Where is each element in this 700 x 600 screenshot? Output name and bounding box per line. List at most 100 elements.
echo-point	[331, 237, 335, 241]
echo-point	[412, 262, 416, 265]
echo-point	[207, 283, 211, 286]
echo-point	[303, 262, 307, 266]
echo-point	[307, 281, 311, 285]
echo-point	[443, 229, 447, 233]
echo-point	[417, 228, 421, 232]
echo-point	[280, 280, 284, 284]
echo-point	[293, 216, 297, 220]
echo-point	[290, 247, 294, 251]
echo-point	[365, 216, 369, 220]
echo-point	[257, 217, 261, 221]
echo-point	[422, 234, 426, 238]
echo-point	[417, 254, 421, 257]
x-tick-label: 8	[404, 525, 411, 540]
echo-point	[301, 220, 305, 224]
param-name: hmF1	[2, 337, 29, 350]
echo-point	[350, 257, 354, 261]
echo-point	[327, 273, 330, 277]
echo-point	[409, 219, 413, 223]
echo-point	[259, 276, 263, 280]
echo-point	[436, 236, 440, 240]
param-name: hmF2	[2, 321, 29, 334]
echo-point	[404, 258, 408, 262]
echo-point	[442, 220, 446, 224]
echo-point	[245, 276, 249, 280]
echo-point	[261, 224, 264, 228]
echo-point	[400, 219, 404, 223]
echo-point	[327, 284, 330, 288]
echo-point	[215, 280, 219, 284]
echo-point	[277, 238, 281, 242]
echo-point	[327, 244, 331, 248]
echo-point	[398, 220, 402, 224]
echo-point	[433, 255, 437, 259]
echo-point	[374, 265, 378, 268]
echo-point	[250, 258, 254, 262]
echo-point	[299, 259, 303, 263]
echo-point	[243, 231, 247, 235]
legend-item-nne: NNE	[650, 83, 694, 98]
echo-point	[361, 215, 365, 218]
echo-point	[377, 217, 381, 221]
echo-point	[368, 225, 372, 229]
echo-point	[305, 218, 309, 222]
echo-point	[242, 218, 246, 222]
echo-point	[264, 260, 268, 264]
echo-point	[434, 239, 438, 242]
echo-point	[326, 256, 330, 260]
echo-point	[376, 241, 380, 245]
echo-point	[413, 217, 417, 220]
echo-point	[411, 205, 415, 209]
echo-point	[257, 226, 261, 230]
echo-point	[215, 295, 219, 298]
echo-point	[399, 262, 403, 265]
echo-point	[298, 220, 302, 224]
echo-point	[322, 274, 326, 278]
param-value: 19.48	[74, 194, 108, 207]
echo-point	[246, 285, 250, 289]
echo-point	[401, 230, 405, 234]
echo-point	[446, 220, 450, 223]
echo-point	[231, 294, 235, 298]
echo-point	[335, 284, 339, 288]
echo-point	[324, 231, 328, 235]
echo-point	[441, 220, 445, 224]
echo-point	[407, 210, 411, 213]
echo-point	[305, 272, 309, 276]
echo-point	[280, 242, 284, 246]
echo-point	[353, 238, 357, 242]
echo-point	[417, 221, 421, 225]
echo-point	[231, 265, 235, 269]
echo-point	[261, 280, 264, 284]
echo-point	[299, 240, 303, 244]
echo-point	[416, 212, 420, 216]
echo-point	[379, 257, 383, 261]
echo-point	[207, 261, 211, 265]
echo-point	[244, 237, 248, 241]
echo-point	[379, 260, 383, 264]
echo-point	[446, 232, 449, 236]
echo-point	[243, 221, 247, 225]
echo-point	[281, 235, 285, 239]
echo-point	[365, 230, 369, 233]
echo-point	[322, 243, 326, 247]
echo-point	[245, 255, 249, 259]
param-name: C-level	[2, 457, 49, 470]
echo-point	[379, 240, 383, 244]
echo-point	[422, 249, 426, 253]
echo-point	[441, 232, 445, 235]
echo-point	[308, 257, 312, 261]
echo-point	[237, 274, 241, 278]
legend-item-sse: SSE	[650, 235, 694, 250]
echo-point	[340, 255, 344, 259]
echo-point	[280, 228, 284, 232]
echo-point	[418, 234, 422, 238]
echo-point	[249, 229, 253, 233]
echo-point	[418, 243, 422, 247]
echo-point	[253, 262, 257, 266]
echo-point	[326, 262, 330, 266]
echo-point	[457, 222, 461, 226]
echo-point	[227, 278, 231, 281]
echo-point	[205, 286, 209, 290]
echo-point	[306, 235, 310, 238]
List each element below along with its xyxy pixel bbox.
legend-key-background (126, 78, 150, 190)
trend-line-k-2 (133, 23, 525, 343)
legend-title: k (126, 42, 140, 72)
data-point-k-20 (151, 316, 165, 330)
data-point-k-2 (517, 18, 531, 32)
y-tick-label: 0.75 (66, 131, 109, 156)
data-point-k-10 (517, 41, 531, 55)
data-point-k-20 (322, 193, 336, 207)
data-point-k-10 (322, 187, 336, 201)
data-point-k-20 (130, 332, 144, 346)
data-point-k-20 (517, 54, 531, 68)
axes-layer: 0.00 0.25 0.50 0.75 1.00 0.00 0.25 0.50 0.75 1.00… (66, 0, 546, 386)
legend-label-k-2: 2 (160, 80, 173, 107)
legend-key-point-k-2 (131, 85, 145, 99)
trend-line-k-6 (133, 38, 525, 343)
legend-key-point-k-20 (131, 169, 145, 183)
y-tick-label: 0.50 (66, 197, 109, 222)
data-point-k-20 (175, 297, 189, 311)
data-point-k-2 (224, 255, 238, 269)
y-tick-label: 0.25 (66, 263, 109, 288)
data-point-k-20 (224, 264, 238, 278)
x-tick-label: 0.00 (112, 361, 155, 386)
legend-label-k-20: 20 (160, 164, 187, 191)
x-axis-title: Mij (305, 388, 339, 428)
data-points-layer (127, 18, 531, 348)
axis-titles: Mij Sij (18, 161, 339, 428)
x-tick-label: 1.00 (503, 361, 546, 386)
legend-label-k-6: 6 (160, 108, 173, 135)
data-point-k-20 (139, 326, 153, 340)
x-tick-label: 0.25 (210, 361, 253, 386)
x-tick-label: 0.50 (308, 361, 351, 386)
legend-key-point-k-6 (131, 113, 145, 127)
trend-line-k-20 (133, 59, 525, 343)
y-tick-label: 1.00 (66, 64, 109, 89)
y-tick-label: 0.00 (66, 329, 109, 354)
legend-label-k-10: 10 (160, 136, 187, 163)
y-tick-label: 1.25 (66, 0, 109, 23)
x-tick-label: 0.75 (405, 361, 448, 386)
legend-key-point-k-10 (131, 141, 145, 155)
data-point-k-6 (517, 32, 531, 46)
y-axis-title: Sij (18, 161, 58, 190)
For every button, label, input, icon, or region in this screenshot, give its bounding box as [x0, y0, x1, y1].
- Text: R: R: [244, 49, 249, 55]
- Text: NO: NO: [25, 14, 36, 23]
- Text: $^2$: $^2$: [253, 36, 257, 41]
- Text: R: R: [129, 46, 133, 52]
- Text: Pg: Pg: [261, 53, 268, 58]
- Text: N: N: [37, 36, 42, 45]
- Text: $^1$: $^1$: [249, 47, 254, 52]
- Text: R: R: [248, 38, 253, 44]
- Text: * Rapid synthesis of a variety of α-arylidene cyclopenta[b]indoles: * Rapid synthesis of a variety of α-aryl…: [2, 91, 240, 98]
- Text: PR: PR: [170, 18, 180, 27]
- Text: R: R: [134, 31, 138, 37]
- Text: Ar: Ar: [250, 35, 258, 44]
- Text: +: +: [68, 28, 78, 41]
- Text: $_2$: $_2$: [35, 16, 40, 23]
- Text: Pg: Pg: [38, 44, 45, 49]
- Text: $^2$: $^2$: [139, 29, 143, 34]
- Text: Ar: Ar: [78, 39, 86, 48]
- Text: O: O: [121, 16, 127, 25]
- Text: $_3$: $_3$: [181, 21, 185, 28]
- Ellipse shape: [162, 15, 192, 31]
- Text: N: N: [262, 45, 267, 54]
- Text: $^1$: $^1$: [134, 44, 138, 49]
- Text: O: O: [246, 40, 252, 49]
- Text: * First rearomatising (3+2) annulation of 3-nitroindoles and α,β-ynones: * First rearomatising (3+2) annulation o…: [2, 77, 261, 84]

_ _ _

[Work to complete] Express the items as a JSON list of strings, one string per line and blank lines omitted, starting at the first line and ending at the line that contains "83, 694, 98]", both included.

[Final answer]
[
  "Where is each element in this 700 x 600 screenshot? Output name and bounding box per line. List at most 100 elements.",
  "echo-point\t[331, 237, 335, 241]",
  "echo-point\t[412, 262, 416, 265]",
  "echo-point\t[207, 283, 211, 286]",
  "echo-point\t[303, 262, 307, 266]",
  "echo-point\t[307, 281, 311, 285]",
  "echo-point\t[443, 229, 447, 233]",
  "echo-point\t[417, 228, 421, 232]",
  "echo-point\t[280, 280, 284, 284]",
  "echo-point\t[293, 216, 297, 220]",
  "echo-point\t[290, 247, 294, 251]",
  "echo-point\t[365, 216, 369, 220]",
  "echo-point\t[257, 217, 261, 221]",
  "echo-point\t[422, 234, 426, 238]",
  "echo-point\t[417, 254, 421, 257]",
  "x-tick-label: 8\t[404, 525, 411, 540]",
  "echo-point\t[301, 220, 305, 224]",
  "param-name: hmF1\t[2, 337, 29, 350]",
  "echo-point\t[350, 257, 354, 261]",
  "echo-point\t[327, 273, 330, 277]",
  "echo-point\t[409, 219, 413, 223]",
  "echo-point\t[259, 276, 263, 280]",
  "echo-point\t[436, 236, 440, 240]",
  "param-name: hmF2\t[2, 321, 29, 334]",
  "echo-point\t[404, 258, 408, 262]",
  "echo-point\t[442, 220, 446, 224]",
  "echo-point\t[245, 276, 249, 280]",
  "echo-point\t[261, 224, 264, 228]",
  "echo-point\t[400, 219, 404, 223]",
  "echo-point\t[327, 284, 330, 288]",
  "echo-point\t[215, 280, 219, 284]",
  "echo-point\t[277, 238, 281, 242]",
  "echo-point\t[327, 244, 331, 248]",
  "echo-point\t[398, 220, 402, 224]",
  "echo-point\t[433, 255, 437, 259]",
  "echo-point\t[374, 265, 378, 268]",
  "echo-point\t[250, 258, 254, 262]",
  "echo-point\t[299, 259, 303, 263]",
  "echo-point\t[243, 231, 247, 235]",
  "legend-item-nne: NNE\t[650, 83, 694, 98]"
]